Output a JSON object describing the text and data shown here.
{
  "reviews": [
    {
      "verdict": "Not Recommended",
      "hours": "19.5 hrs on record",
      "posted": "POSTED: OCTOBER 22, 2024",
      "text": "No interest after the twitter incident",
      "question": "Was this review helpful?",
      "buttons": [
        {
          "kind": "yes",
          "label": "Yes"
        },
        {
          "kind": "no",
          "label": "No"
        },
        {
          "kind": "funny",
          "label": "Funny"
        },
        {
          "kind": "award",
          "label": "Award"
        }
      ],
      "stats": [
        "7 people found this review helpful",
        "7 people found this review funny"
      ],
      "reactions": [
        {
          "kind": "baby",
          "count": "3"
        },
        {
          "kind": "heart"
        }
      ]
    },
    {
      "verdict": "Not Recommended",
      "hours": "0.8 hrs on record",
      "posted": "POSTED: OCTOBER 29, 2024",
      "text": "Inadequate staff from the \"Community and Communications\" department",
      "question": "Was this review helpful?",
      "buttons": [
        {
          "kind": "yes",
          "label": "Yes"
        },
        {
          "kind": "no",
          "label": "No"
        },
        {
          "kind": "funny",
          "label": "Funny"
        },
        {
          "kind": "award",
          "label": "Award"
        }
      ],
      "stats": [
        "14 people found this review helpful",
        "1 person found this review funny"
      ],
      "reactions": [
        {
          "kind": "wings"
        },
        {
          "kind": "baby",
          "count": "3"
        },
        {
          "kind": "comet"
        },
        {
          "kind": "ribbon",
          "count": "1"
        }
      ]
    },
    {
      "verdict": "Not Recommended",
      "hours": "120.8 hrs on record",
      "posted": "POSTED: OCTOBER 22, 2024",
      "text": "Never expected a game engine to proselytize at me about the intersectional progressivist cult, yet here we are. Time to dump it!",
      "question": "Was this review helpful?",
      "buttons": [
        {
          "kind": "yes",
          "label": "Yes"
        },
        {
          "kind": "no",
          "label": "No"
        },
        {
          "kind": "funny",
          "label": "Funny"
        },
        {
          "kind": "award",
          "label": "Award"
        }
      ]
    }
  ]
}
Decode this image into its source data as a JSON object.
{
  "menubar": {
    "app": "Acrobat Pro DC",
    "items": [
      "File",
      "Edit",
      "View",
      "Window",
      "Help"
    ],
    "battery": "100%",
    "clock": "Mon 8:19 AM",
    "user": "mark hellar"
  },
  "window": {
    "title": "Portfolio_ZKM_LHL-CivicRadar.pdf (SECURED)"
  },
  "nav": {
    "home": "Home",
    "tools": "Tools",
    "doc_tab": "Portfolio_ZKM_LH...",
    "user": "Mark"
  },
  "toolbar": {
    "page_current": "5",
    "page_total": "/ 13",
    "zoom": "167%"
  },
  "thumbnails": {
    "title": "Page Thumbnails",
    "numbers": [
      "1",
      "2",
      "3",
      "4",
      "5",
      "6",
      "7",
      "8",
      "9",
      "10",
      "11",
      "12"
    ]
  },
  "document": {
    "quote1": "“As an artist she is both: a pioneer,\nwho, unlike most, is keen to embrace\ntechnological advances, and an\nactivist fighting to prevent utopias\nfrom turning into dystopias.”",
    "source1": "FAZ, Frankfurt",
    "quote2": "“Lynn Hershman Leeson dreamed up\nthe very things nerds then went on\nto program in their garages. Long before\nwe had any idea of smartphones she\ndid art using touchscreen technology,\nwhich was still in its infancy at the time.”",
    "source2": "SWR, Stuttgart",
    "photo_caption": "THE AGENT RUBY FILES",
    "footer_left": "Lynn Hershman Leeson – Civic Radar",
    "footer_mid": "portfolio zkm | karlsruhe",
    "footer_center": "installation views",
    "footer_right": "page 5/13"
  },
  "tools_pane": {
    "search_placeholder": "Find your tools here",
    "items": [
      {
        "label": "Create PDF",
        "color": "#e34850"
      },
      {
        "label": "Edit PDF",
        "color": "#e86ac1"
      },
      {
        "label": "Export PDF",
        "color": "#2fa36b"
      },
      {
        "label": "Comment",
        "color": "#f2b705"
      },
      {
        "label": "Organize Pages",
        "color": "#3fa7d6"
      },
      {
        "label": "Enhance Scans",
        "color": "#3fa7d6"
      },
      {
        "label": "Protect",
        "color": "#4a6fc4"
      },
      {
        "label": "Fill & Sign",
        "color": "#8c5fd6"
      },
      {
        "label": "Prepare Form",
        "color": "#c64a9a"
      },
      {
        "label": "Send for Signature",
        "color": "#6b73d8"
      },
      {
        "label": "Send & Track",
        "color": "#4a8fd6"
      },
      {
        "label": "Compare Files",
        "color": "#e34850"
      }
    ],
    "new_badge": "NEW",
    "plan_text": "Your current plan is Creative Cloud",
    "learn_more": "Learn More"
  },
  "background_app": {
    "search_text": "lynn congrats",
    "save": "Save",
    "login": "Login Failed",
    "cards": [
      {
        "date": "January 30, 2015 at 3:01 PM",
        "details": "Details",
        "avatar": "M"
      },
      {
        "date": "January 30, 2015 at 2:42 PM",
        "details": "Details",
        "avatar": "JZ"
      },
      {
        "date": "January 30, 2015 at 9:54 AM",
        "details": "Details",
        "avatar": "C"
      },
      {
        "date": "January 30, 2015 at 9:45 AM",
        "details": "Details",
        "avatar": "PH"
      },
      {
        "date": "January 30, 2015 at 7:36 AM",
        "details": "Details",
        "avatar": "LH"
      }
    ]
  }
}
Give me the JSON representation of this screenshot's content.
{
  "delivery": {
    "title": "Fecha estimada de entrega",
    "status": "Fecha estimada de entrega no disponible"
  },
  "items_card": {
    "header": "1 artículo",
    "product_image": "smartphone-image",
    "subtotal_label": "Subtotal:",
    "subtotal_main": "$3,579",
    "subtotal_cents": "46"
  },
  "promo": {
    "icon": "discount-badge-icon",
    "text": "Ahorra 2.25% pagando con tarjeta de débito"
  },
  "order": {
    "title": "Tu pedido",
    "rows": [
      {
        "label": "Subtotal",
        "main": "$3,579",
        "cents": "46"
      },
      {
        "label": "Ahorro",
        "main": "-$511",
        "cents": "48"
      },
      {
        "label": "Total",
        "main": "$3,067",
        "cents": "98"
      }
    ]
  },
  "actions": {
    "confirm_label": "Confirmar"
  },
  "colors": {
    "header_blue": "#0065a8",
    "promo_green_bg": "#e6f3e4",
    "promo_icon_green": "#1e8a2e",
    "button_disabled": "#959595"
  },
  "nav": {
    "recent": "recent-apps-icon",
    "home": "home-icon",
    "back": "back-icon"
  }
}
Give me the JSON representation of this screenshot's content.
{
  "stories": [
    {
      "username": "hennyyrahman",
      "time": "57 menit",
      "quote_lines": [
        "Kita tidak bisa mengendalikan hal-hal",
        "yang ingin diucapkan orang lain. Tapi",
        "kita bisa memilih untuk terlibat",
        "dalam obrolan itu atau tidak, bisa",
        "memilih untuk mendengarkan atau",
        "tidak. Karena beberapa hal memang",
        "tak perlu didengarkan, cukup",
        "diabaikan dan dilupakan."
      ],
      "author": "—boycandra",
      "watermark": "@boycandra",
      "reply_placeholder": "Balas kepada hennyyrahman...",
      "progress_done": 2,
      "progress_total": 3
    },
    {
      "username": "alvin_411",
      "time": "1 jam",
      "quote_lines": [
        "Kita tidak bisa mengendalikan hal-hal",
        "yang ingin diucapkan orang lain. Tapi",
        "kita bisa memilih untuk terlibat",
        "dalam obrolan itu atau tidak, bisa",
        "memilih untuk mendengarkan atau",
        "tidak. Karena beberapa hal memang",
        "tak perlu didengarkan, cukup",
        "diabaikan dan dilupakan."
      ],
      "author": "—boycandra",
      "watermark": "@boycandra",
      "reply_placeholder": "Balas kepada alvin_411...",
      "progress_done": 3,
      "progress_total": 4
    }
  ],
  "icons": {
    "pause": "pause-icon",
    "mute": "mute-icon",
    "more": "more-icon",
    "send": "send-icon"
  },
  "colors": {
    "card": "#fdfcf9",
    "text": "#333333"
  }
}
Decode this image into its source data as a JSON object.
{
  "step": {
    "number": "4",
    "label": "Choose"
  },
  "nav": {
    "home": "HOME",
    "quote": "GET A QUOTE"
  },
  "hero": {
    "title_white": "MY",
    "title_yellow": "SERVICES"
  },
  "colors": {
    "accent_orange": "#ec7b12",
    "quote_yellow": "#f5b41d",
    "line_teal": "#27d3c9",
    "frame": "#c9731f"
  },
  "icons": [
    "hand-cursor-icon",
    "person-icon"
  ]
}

# [EXERCISE DETAILS]
Scan the material above for the string "hennyyrahman" and return the lines that hold it.

# [FINAL RESULT]
      "username": "hennyyrahman",
      "reply_placeholder": "Balas kepada hennyyrahman...",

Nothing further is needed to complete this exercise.